TASK.
Write out the material below again, unchanged.
.....
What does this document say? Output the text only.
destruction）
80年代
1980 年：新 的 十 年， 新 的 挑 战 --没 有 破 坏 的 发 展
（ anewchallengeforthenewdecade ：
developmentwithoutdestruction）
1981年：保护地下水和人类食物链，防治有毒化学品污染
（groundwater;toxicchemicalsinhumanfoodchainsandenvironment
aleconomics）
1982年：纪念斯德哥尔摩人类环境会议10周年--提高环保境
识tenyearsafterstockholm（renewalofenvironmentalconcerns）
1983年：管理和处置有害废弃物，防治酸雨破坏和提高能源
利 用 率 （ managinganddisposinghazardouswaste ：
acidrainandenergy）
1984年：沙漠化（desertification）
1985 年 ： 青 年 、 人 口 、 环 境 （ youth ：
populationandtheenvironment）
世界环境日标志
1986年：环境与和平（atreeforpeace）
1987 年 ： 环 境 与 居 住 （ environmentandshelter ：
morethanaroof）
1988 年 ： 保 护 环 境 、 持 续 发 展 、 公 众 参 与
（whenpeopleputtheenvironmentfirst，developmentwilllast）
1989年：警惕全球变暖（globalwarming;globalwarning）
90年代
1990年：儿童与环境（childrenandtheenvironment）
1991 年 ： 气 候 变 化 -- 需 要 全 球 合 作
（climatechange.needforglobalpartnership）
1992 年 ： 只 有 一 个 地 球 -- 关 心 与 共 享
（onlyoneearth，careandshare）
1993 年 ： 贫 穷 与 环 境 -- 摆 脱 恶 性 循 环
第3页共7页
.....
FINAL RESULT.
What does this document say? Output the text only.
destruction）
80年代
1980 年：新 的 十 年， 新 的 挑 战 --没 有 破 坏 的 发 展
（ anewchallengeforthenewdecade ：
developmentwithoutdestruction）
1981年：保护地下水和人类食物链，防治有毒化学品污染
（groundwater;toxicchemicalsinhumanfoodchainsandenvironment
aleconomics）
1982年：纪念斯德哥尔摩人类环境会议10周年--提高环保境
识tenyearsafterstockholm（renewalofenvironmentalconcerns）
1983年：管理和处置有害废弃物，防治酸雨破坏和提高能源
利 用 率 （ managinganddisposinghazardouswaste ：
acidrainandenergy）
1984年：沙漠化（desertification）
1985 年 ： 青 年 、 人 口 、 环 境 （ youth ：
populationandtheenvironment）
世界环境日标志
1986年：环境与和平（atreeforpeace）
1987 年 ： 环 境 与 居 住 （ environmentandshelter ：
morethanaroof）
1988 年 ： 保 护 环 境 、 持 续 发 展 、 公 众 参 与
（whenpeopleputtheenvironmentfirst，developmentwilllast）
1989年：警惕全球变暖（globalwarming;globalwarning）
90年代
1990年：儿童与环境（childrenandtheenvironment）
1991 年 ： 气 候 变 化 -- 需 要 全 球 合 作
（climatechange.needforglobalpartnership）
1992 年 ： 只 有 一 个 地 球 -- 关 心 与 共 享
（onlyoneearth，careandshare）
1993 年 ： 贫 穷 与 环 境 -- 摆 脱 恶 性 循 环
第3页共7页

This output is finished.